PROBLEM STATEMENT → Every line holding the string "everyone" should be gathered.

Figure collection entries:
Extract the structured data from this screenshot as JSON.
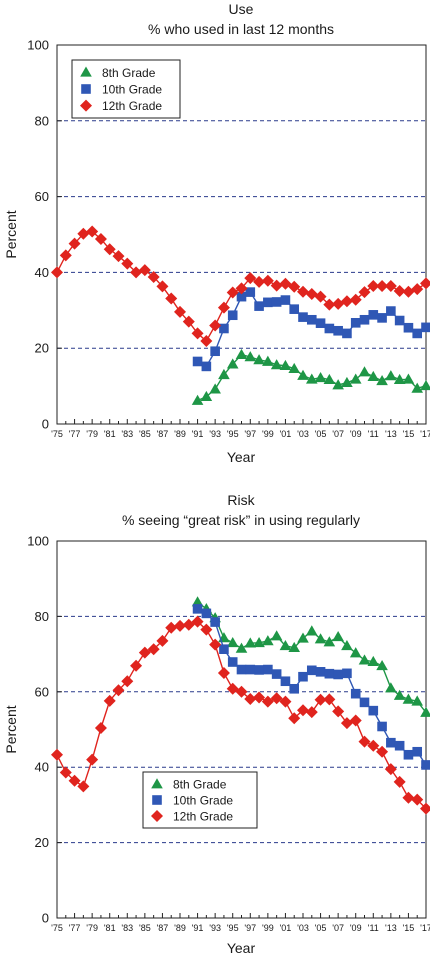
{
  "chart_data": [
    {
      "type": "line",
      "title": "Use",
      "subtitle": "% who used in last 12 months",
      "xlabel": "Year",
      "ylabel": "Percent",
      "ylim": [
        0,
        100
      ],
      "yticks": [
        0,
        20,
        40,
        60,
        80,
        100
      ],
      "xlim": [
        1975,
        2017
      ],
      "xtick_labels": [
        "'75",
        "'77",
        "'79",
        "'81",
        "'83",
        "'85",
        "'87",
        "'89",
        "'91",
        "'93",
        "'95",
        "'97",
        "'99",
        "'01",
        "'03",
        "'05",
        "'07",
        "'09",
        "'11",
        "'13",
        "'15",
        "'17"
      ],
      "grid": "horizontal dashed",
      "legend_position": "top-left",
      "series": [
        {
          "name": "8th Grade",
          "color": "#1e9646",
          "marker": "triangle",
          "x": [
            1991,
            1992,
            1993,
            1994,
            1995,
            1996,
            1997,
            1998,
            1999,
            2000,
            2001,
            2002,
            2003,
            2004,
            2005,
            2006,
            2007,
            2008,
            2009,
            2010,
            2011,
            2012,
            2013,
            2014,
            2015,
            2016,
            2017
          ],
          "values": [
            6.2,
            7.2,
            9.2,
            13.0,
            15.8,
            18.3,
            17.7,
            16.9,
            16.5,
            15.6,
            15.4,
            14.6,
            12.8,
            11.8,
            12.2,
            11.7,
            10.3,
            10.9,
            11.8,
            13.7,
            12.5,
            11.4,
            12.7,
            11.7,
            11.8,
            9.4,
            10.1
          ]
        },
        {
          "name": "10th Grade",
          "color": "#2f57b5",
          "marker": "square",
          "x": [
            1991,
            1992,
            1993,
            1994,
            1995,
            1996,
            1997,
            1998,
            1999,
            2000,
            2001,
            2002,
            2003,
            2004,
            2005,
            2006,
            2007,
            2008,
            2009,
            2010,
            2011,
            2012,
            2013,
            2014,
            2015,
            2016,
            2017
          ],
          "values": [
            16.5,
            15.2,
            19.2,
            25.2,
            28.7,
            33.6,
            34.8,
            31.1,
            32.1,
            32.2,
            32.7,
            30.3,
            28.2,
            27.5,
            26.6,
            25.2,
            24.6,
            23.9,
            26.7,
            27.5,
            28.8,
            28.0,
            29.8,
            27.3,
            25.4,
            23.9,
            25.5
          ]
        },
        {
          "name": "12th Grade",
          "color": "#e0241e",
          "marker": "diamond",
          "x": [
            1975,
            1976,
            1977,
            1978,
            1979,
            1980,
            1981,
            1982,
            1983,
            1984,
            1985,
            1986,
            1987,
            1988,
            1989,
            1990,
            1991,
            1992,
            1993,
            1994,
            1995,
            1996,
            1997,
            1998,
            1999,
            2000,
            2001,
            2002,
            2003,
            2004,
            2005,
            2006,
            2007,
            2008,
            2009,
            2010,
            2011,
            2012,
            2013,
            2014,
            2015,
            2016,
            2017
          ],
          "values": [
            40.0,
            44.5,
            47.6,
            50.2,
            50.8,
            48.8,
            46.1,
            44.3,
            42.3,
            40.0,
            40.6,
            38.8,
            36.3,
            33.1,
            29.6,
            27.0,
            23.9,
            21.9,
            26.0,
            30.7,
            34.7,
            35.8,
            38.5,
            37.5,
            37.8,
            36.5,
            37.0,
            36.2,
            34.9,
            34.3,
            33.6,
            31.5,
            31.7,
            32.4,
            32.8,
            34.8,
            36.4,
            36.4,
            36.4,
            35.1,
            34.9,
            35.6,
            37.1
          ]
        }
      ]
    },
    {
      "type": "line",
      "title": "Risk",
      "subtitle": "% seeing “great risk” in using regularly",
      "xlabel": "Year",
      "ylabel": "Percent",
      "ylim": [
        0,
        100
      ],
      "yticks": [
        0,
        20,
        40,
        60,
        80,
        100
      ],
      "xlim": [
        1975,
        2017
      ],
      "xtick_labels": [
        "'75",
        "'77",
        "'79",
        "'81",
        "'83",
        "'85",
        "'87",
        "'89",
        "'91",
        "'93",
        "'95",
        "'97",
        "'99",
        "'01",
        "'03",
        "'05",
        "'07",
        "'09",
        "'11",
        "'13",
        "'15",
        "'17"
      ],
      "grid": "horizontal dashed",
      "legend_position": "bottom-left",
      "series": [
        {
          "name": "8th Grade",
          "color": "#1e9646",
          "marker": "triangle",
          "x": [
            1991,
            1992,
            1993,
            1994,
            1995,
            1996,
            1997,
            1998,
            1999,
            2000,
            2001,
            2002,
            2003,
            2004,
            2005,
            2006,
            2007,
            2008,
            2009,
            2010,
            2011,
            2012,
            2013,
            2014,
            2015,
            2016,
            2017
          ],
          "values": [
            83.8,
            82.0,
            79.6,
            74.3,
            73.0,
            71.5,
            72.9,
            73.0,
            73.5,
            74.8,
            72.2,
            71.7,
            74.2,
            76.1,
            74.0,
            73.2,
            74.6,
            72.2,
            70.3,
            68.4,
            68.0,
            66.9,
            61.0,
            59.0,
            58.0,
            57.5,
            54.5
          ]
        },
        {
          "name": "10th Grade",
          "color": "#2f57b5",
          "marker": "square",
          "x": [
            1991,
            1992,
            1993,
            1994,
            1995,
            1996,
            1997,
            1998,
            1999,
            2000,
            2001,
            2002,
            2003,
            2004,
            2005,
            2006,
            2007,
            2008,
            2009,
            2010,
            2011,
            2012,
            2013,
            2014,
            2015,
            2016,
            2017
          ],
          "values": [
            82.0,
            80.8,
            78.5,
            71.3,
            67.9,
            65.9,
            65.9,
            65.8,
            65.9,
            64.7,
            62.8,
            60.8,
            64.0,
            65.7,
            65.3,
            64.8,
            64.6,
            64.9,
            59.5,
            57.2,
            55.0,
            50.8,
            46.5,
            45.7,
            43.3,
            44.1,
            40.6
          ]
        },
        {
          "name": "12th Grade",
          "color": "#e0241e",
          "marker": "diamond",
          "x": [
            1975,
            1976,
            1977,
            1978,
            1979,
            1980,
            1981,
            1982,
            1983,
            1984,
            1985,
            1986,
            1987,
            1988,
            1989,
            1990,
            1991,
            1992,
            1993,
            1994,
            1995,
            1996,
            1997,
            1998,
            1999,
            2000,
            2001,
            2002,
            2003,
            2004,
            2005,
            2006,
            2007,
            2008,
            2009,
            2010,
            2011,
            2012,
            2013,
            2014,
            2015,
            2016,
            2017
          ],
          "values": [
            43.3,
            38.6,
            36.4,
            34.9,
            42.0,
            50.4,
            57.6,
            60.4,
            62.8,
            66.9,
            70.4,
            71.3,
            73.5,
            77.0,
            77.5,
            77.8,
            78.6,
            76.5,
            72.5,
            65.0,
            60.8,
            60.0,
            58.1,
            58.5,
            57.4,
            58.3,
            57.4,
            53.0,
            55.1,
            54.6,
            57.9,
            58.0,
            54.8,
            51.7,
            52.4,
            46.8,
            45.7,
            44.1,
            39.5,
            36.1,
            31.9,
            31.4,
            29.0
          ]
        }
      ]
    }
  ]
}
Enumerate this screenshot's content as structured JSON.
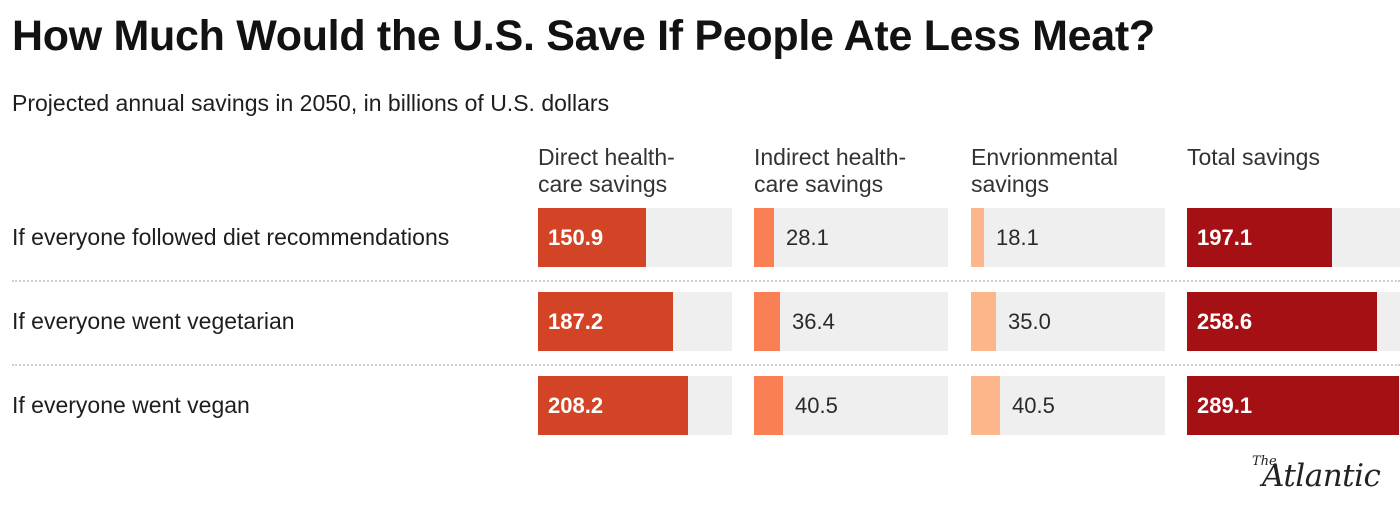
{
  "chart_data": {
    "type": "table",
    "title": "How Much Would the U.S. Save If People Ate Less Meat?",
    "subtitle": "Projected annual savings in 2050, in billions of U.S. dollars",
    "columns": [
      {
        "label": "Direct health-\ncare savings",
        "color": "#d34426"
      },
      {
        "label": "Indirect health-\ncare savings",
        "color": "#fb7f55"
      },
      {
        "label": "Envrionmental\nsavings",
        "color": "#fdb68a"
      },
      {
        "label": "Total savings",
        "color": "#a51014"
      }
    ],
    "rows": [
      {
        "label": "If everyone followed diet recommendations",
        "values": [
          150.9,
          28.1,
          18.1,
          197.1
        ],
        "display": [
          "150.9",
          "28.1",
          "18.1",
          "197.1"
        ]
      },
      {
        "label": "If everyone went vegetarian",
        "values": [
          187.2,
          36.4,
          35.0,
          258.6
        ],
        "display": [
          "187.2",
          "36.4",
          "35.0",
          "258.6"
        ]
      },
      {
        "label": "If everyone went vegan",
        "values": [
          208.2,
          40.5,
          40.5,
          289.1
        ],
        "display": [
          "208.2",
          "40.5",
          "40.5",
          "289.1"
        ]
      }
    ],
    "column_max": [
      270,
      270,
      270,
      290
    ]
  },
  "logo": {
    "the": "The",
    "name": "Atlantic"
  }
}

OUTPUT BELOW →
        "label": "If everyone followed diet recommendations",
        "label": "If everyone went vegetarian",
        "label": "If everyone went vegan",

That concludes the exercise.